-- START OF RECORDS SUPPLIED --

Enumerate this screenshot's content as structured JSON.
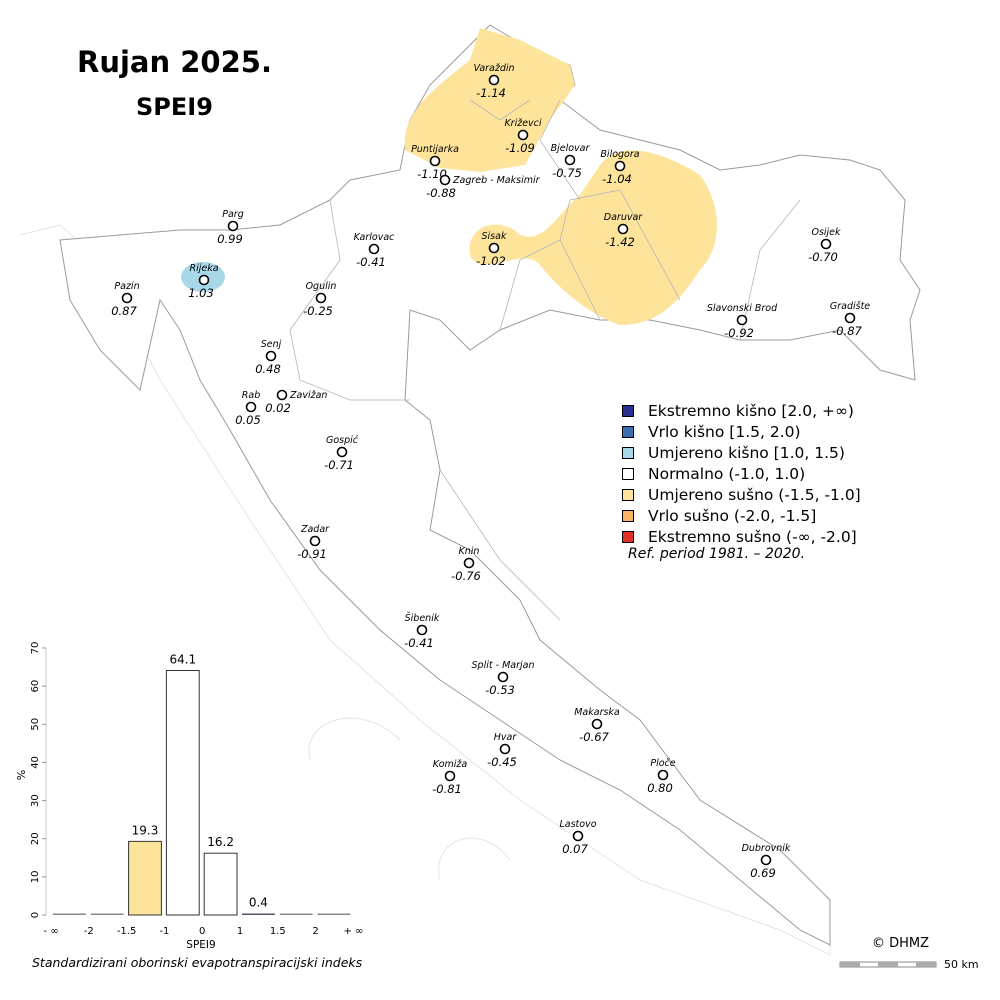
{
  "title": "Rujan 2025.",
  "index_name": "SPEI9",
  "legend": [
    {
      "label": "Ekstremno kišno [2.0, +∞)",
      "color": "#2b2f8f"
    },
    {
      "label": "Vrlo kišno [1.5, 2.0)",
      "color": "#3e6fb5"
    },
    {
      "label": "Umjereno kišno [1.0, 1.5)",
      "color": "#a8d8e8"
    },
    {
      "label": "Normalno (-1.0, 1.0)",
      "color": "#ffffff"
    },
    {
      "label": "Umjereno sušno (-1.5, -1.0]",
      "color": "#fde49a"
    },
    {
      "label": "Vrlo sušno (-2.0, -1.5]",
      "color": "#fbb465"
    },
    {
      "label": "Ekstremno sušno (-∞, -2.0]",
      "color": "#e03127"
    }
  ],
  "ref_period": "Ref. period 1981. – 2020.",
  "copyright": "© DHMZ",
  "scale_label": "50 km",
  "stations": [
    {
      "name": "Varaždin",
      "value": "-1.14"
    },
    {
      "name": "Križevci",
      "value": "-1.09"
    },
    {
      "name": "Puntijarka",
      "value": "-1.10"
    },
    {
      "name": "Bjelovar",
      "value": "-0.75"
    },
    {
      "name": "Bilogora",
      "value": "-1.04"
    },
    {
      "name": "Zagreb - Maksimir",
      "value": "-0.88"
    },
    {
      "name": "Parg",
      "value": "0.99"
    },
    {
      "name": "Karlovac",
      "value": "-0.41"
    },
    {
      "name": "Sisak",
      "value": "-1.02"
    },
    {
      "name": "Daruvar",
      "value": "-1.42"
    },
    {
      "name": "Osijek",
      "value": "-0.70"
    },
    {
      "name": "Pazin",
      "value": "0.87"
    },
    {
      "name": "Rijeka",
      "value": "1.03"
    },
    {
      "name": "Ogulin",
      "value": "-0.25"
    },
    {
      "name": "Slavonski Brod",
      "value": "-0.92"
    },
    {
      "name": "Gradište",
      "value": "-0.87"
    },
    {
      "name": "Senj",
      "value": "0.48"
    },
    {
      "name": "Zavižan",
      "value": "0.02"
    },
    {
      "name": "Rab",
      "value": "0.05"
    },
    {
      "name": "Gospić",
      "value": "-0.71"
    },
    {
      "name": "Zadar",
      "value": "-0.91"
    },
    {
      "name": "Knin",
      "value": "-0.76"
    },
    {
      "name": "Šibenik",
      "value": "-0.41"
    },
    {
      "name": "Split - Marjan",
      "value": "-0.53"
    },
    {
      "name": "Makarska",
      "value": "-0.67"
    },
    {
      "name": "Hvar",
      "value": "-0.45"
    },
    {
      "name": "Komiža",
      "value": "-0.81"
    },
    {
      "name": "Ploče",
      "value": "0.80"
    },
    {
      "name": "Lastovo",
      "value": "0.07"
    },
    {
      "name": "Dubrovnik",
      "value": "0.69"
    }
  ],
  "chart_data": {
    "type": "bar",
    "tick_labels": [
      "- ∞",
      "-2",
      "-1.5",
      "-1",
      "0",
      "1",
      "1.5",
      "2",
      "+ ∞"
    ],
    "values": [
      0,
      0,
      19.3,
      64.1,
      16.2,
      0.4,
      0,
      0
    ],
    "value_labels": [
      "",
      "",
      "19.3",
      "64.1",
      "16.2",
      "0.4",
      "",
      ""
    ],
    "colors": [
      "#e03127",
      "#fbb465",
      "#fde49a",
      "#ffffff",
      "#ffffff",
      "#a8d8e8",
      "#3e6fb5",
      "#2b2f8f"
    ],
    "xlabel": "SPEI9",
    "ylabel": "%",
    "ylim": [
      0,
      70
    ],
    "yticks": [
      "0",
      "10",
      "20",
      "30",
      "40",
      "50",
      "60",
      "70"
    ],
    "caption": "Standardizirani oborinski evapotranspiracijski indeks"
  }
}
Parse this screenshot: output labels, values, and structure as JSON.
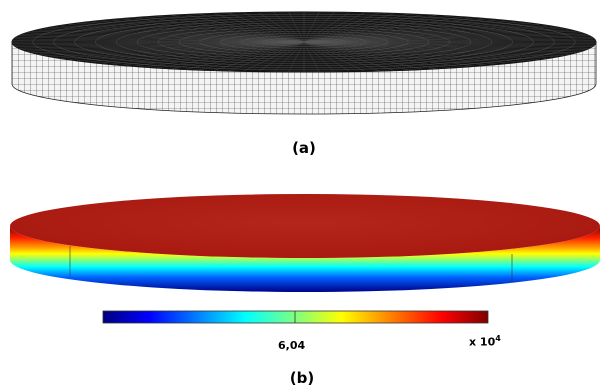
{
  "panels": [
    {
      "label": "(a)",
      "content": "mesh-disk"
    },
    {
      "label": "(b)",
      "content": "field-disk"
    }
  ],
  "colorbar": {
    "mid_label": "6,04",
    "scale_base": "x 10",
    "scale_exponent": "4",
    "colormap": [
      "#00007f",
      "#0000ff",
      "#00ffff",
      "#7fff7f",
      "#ffff00",
      "#ff7f00",
      "#ff0000",
      "#7f0000"
    ]
  },
  "colors": {
    "mesh_top": "#111111",
    "mesh_side": "#f2f2f2",
    "mesh_lines": "#333333",
    "field_top": "#b81e14"
  }
}
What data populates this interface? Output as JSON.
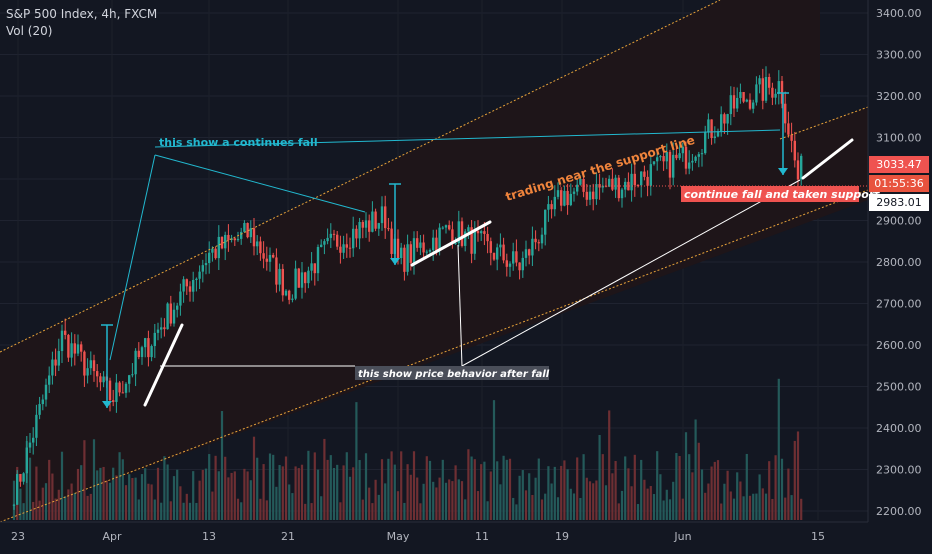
{
  "legend": {
    "title": "S&P 500 Index, 4h, FXCM",
    "volume": "Vol (20)"
  },
  "colors": {
    "background": "#131722",
    "channel_fill": "#1e1519",
    "channel_line": "#e8a33a",
    "up": "#26a69a",
    "down": "#ef5350",
    "cyan": "#22b8cf",
    "white": "#ffffff",
    "orange": "#f0843c",
    "last_price_bg": "#ef5350",
    "countdown_bg": "#e8533e",
    "level_bg": "#ffffff"
  },
  "price_axis": {
    "ticks": [
      "3400.00",
      "3300.00",
      "3200.00",
      "3100.00",
      "3000.00",
      "2900.00",
      "2800.00",
      "2700.00",
      "2600.00",
      "2500.00",
      "2400.00",
      "2300.00",
      "2200.00"
    ],
    "last_price": "3033.47",
    "countdown": "01:55:36",
    "level": "2983.01"
  },
  "time_axis": {
    "ticks": [
      "23",
      "Apr",
      "13",
      "21",
      "May",
      "11",
      "19",
      "Jun",
      "15"
    ]
  },
  "annotations": {
    "continues_fall": "this show a continues fall",
    "support_trading": "trading near the support line",
    "after_fall": "this show price behavior after fall",
    "taken_support": "continue fall and taken support"
  },
  "chart_data": {
    "type": "candlestick",
    "title": "S&P 500 Index, 4h, FXCM",
    "series": [
      {
        "name": "S&P 500 Index",
        "kind": "candles_approx",
        "x": [
          "Mar 23",
          "Mar 27",
          "Apr 1",
          "Apr 7",
          "Apr 13",
          "Apr 17",
          "Apr 21",
          "Apr 27",
          "May 1",
          "May 4",
          "May 8",
          "May 13",
          "May 19",
          "May 26",
          "Jun 1",
          "Jun 5",
          "Jun 9",
          "Jun 11",
          "Jun 12"
        ],
        "values": [
          2250,
          2620,
          2470,
          2680,
          2820,
          2870,
          2730,
          2850,
          2910,
          2800,
          2880,
          2790,
          2960,
          2990,
          3050,
          3190,
          3230,
          3000,
          3033
        ]
      },
      {
        "name": "Vol (20)",
        "kind": "volume"
      }
    ],
    "ylim": [
      2180,
      3430
    ],
    "last": 3033.47,
    "level": 2983.01
  }
}
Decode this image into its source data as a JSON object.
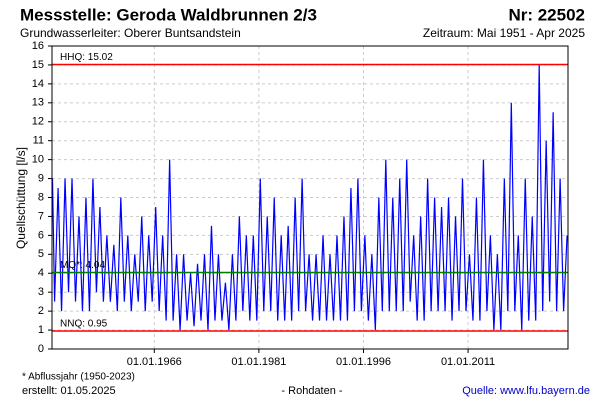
{
  "chart_data": {
    "type": "line",
    "title": "Messstelle: Geroda Waldbrunnen 2/3",
    "station_number": "Nr: 22502",
    "subtitle": "Grundwasserleiter:   Oberer Buntsandstein",
    "period": "Zeitraum: Mai 1951 - Apr 2025",
    "ylabel": "Quellschüttung [l/s]",
    "footnote": "* Abflussjahr (1950-2023)",
    "created": "erstellt:  01.05.2025",
    "data_kind": "- Rohdaten -",
    "source": "Quelle: www.lfu.bayern.de",
    "color": "#0000ff",
    "grid": true,
    "xlim": [
      1951.33,
      2025.33
    ],
    "xticks": [
      {
        "value": 1966,
        "label": "01.01.1966"
      },
      {
        "value": 1981,
        "label": "01.01.1981"
      },
      {
        "value": 1996,
        "label": "01.01.1996"
      },
      {
        "value": 2011,
        "label": "01.01.2011"
      }
    ],
    "ylim": [
      0,
      16
    ],
    "yticks": [
      0,
      1,
      2,
      3,
      4,
      5,
      6,
      7,
      8,
      9,
      10,
      11,
      12,
      13,
      14,
      15,
      16
    ],
    "ref_lines": [
      {
        "label": "HHQ: 15.02",
        "value": 15.02,
        "color": "#ff0000"
      },
      {
        "label": "MQ*: 4.04",
        "value": 4.04,
        "color": "#008000"
      },
      {
        "label": "NNQ: 0.95",
        "value": 0.95,
        "color": "#ff0000"
      }
    ],
    "x": [
      1951.4,
      1951.7,
      1952.2,
      1952.7,
      1953.2,
      1953.7,
      1954.2,
      1954.7,
      1955.2,
      1955.7,
      1956.2,
      1956.7,
      1957.2,
      1957.7,
      1958.2,
      1958.7,
      1959.2,
      1959.7,
      1960.2,
      1960.7,
      1961.2,
      1961.7,
      1962.2,
      1962.7,
      1963.2,
      1963.7,
      1964.2,
      1964.7,
      1965.2,
      1965.7,
      1966.2,
      1966.7,
      1967.2,
      1967.7,
      1968.2,
      1968.7,
      1969.2,
      1969.7,
      1970.2,
      1970.7,
      1971.2,
      1971.7,
      1972.2,
      1972.7,
      1973.2,
      1973.7,
      1974.2,
      1974.7,
      1975.2,
      1975.7,
      1976.2,
      1976.7,
      1977.2,
      1977.7,
      1978.2,
      1978.7,
      1979.2,
      1979.7,
      1980.2,
      1980.7,
      1981.2,
      1981.7,
      1982.2,
      1982.7,
      1983.2,
      1983.7,
      1984.2,
      1984.7,
      1985.2,
      1985.7,
      1986.2,
      1986.7,
      1987.2,
      1987.7,
      1988.2,
      1988.7,
      1989.2,
      1989.7,
      1990.2,
      1990.7,
      1991.2,
      1991.7,
      1992.2,
      1992.7,
      1993.2,
      1993.7,
      1994.2,
      1994.7,
      1995.2,
      1995.7,
      1996.2,
      1996.7,
      1997.2,
      1997.7,
      1998.2,
      1998.7,
      1999.2,
      1999.7,
      2000.2,
      2000.7,
      2001.2,
      2001.7,
      2002.2,
      2002.7,
      2003.2,
      2003.7,
      2004.2,
      2004.7,
      2005.2,
      2005.7,
      2006.2,
      2006.7,
      2007.2,
      2007.7,
      2008.2,
      2008.7,
      2009.2,
      2009.7,
      2010.2,
      2010.7,
      2011.2,
      2011.7,
      2012.2,
      2012.7,
      2013.2,
      2013.7,
      2014.2,
      2014.7,
      2015.2,
      2015.7,
      2016.2,
      2016.7,
      2017.2,
      2017.7,
      2018.2,
      2018.7,
      2019.2,
      2019.7,
      2020.2,
      2020.7,
      2021.2,
      2021.7,
      2022.2,
      2022.7,
      2023.2,
      2023.7,
      2024.2,
      2024.7,
      2025.2
    ],
    "values": [
      9,
      2.5,
      8.5,
      2,
      9,
      3,
      9,
      2.5,
      7,
      2,
      8,
      2,
      9,
      3,
      7.5,
      2.5,
      6,
      2.5,
      5.5,
      2,
      8,
      2.5,
      6,
      2,
      5,
      2.5,
      7,
      2,
      6,
      2.5,
      7.5,
      2,
      6,
      1.5,
      10,
      1.5,
      5,
      1,
      5,
      1.5,
      4,
      1.2,
      4.5,
      1.5,
      5,
      1,
      6.5,
      1.5,
      5,
      1.5,
      3.5,
      1,
      5,
      1.5,
      7,
      2,
      6,
      1.5,
      6,
      1.5,
      9,
      2,
      7,
      2,
      8,
      1.5,
      6,
      1.5,
      6.5,
      1.5,
      8,
      2,
      9,
      2,
      5,
      1.5,
      5,
      1.5,
      6,
      1.5,
      5,
      1.5,
      6,
      1.5,
      7,
      1.5,
      8.5,
      2,
      9,
      2,
      6,
      1.5,
      5,
      1,
      8,
      2,
      10,
      2,
      8,
      2,
      9,
      2,
      10,
      2.5,
      6,
      1.5,
      7,
      1.5,
      9,
      2,
      8,
      2,
      7.5,
      2,
      8,
      1.5,
      7,
      2,
      9,
      2,
      5,
      1.5,
      8,
      1.5,
      10,
      2,
      6,
      1,
      5,
      1,
      9,
      2,
      13,
      2,
      6,
      1,
      9,
      1.5,
      7,
      1.5,
      15,
      2,
      11,
      2.5,
      12.5,
      2,
      9,
      2,
      6
    ]
  }
}
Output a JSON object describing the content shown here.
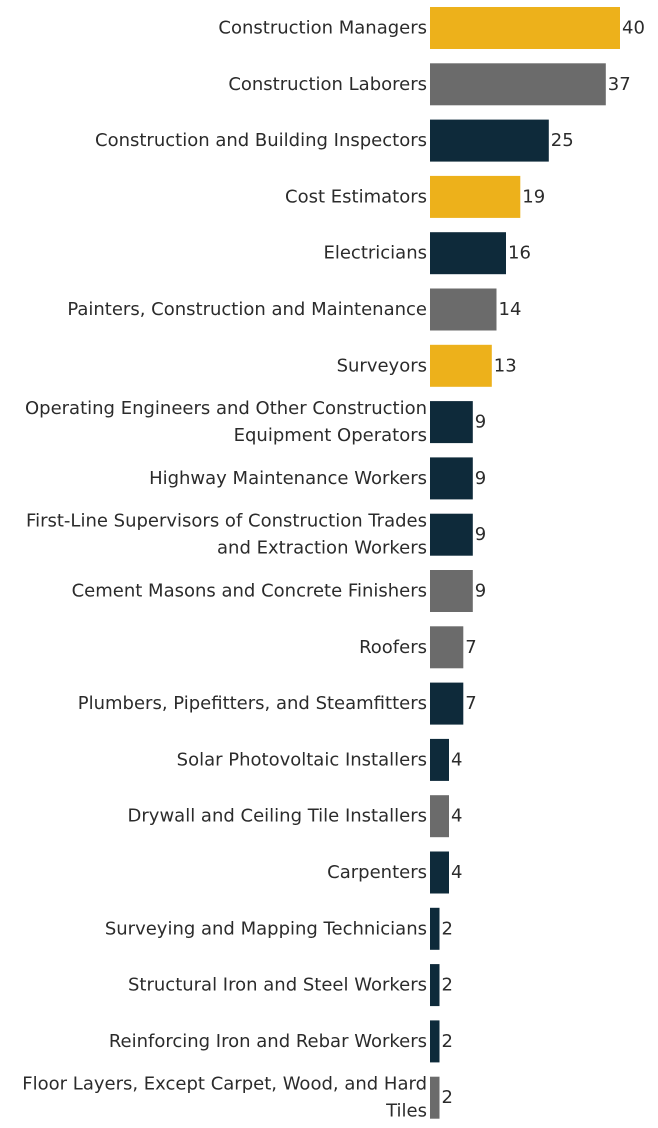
{
  "chart_data": {
    "type": "bar",
    "orientation": "horizontal",
    "title": "",
    "xlabel": "",
    "ylabel": "",
    "xlim": [
      0,
      40
    ],
    "grid": false,
    "categories": [
      [
        "Construction Managers"
      ],
      [
        "Construction Laborers"
      ],
      [
        "Construction and Building Inspectors"
      ],
      [
        "Cost Estimators"
      ],
      [
        "Electricians"
      ],
      [
        "Painters, Construction and Maintenance"
      ],
      [
        "Surveyors"
      ],
      [
        "Operating Engineers and Other Construction",
        "Equipment Operators"
      ],
      [
        "Highway Maintenance Workers"
      ],
      [
        "First-Line Supervisors of Construction Trades",
        "and Extraction Workers"
      ],
      [
        "Cement Masons and Concrete Finishers"
      ],
      [
        "Roofers"
      ],
      [
        "Plumbers, Pipefitters, and Steamfitters"
      ],
      [
        "Solar Photovoltaic Installers"
      ],
      [
        "Drywall and Ceiling Tile Installers"
      ],
      [
        "Carpenters"
      ],
      [
        "Surveying and Mapping Technicians"
      ],
      [
        "Structural Iron and Steel Workers"
      ],
      [
        "Reinforcing Iron and Rebar Workers"
      ],
      [
        "Floor Layers, Except Carpet, Wood, and Hard",
        "Tiles"
      ]
    ],
    "values": [
      40,
      37,
      25,
      19,
      16,
      14,
      13,
      9,
      9,
      9,
      9,
      7,
      7,
      4,
      4,
      4,
      2,
      2,
      2,
      2
    ],
    "color_groups": [
      "gold",
      "gray",
      "navy",
      "gold",
      "navy",
      "gray",
      "gold",
      "navy",
      "navy",
      "navy",
      "gray",
      "gray",
      "navy",
      "navy",
      "gray",
      "navy",
      "navy",
      "navy",
      "navy",
      "gray"
    ],
    "colors": {
      "gold": "#EDB11B",
      "gray": "#6B6B6B",
      "navy": "#0E2A3A"
    }
  }
}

-- END OF RECORDS SUPPLIED --

**EXERCISE DETAILS:** Within the entries above, report how many lines include "source", and keep the answer to the number.

**SOLUTION TO THIS PROBLEM:** 2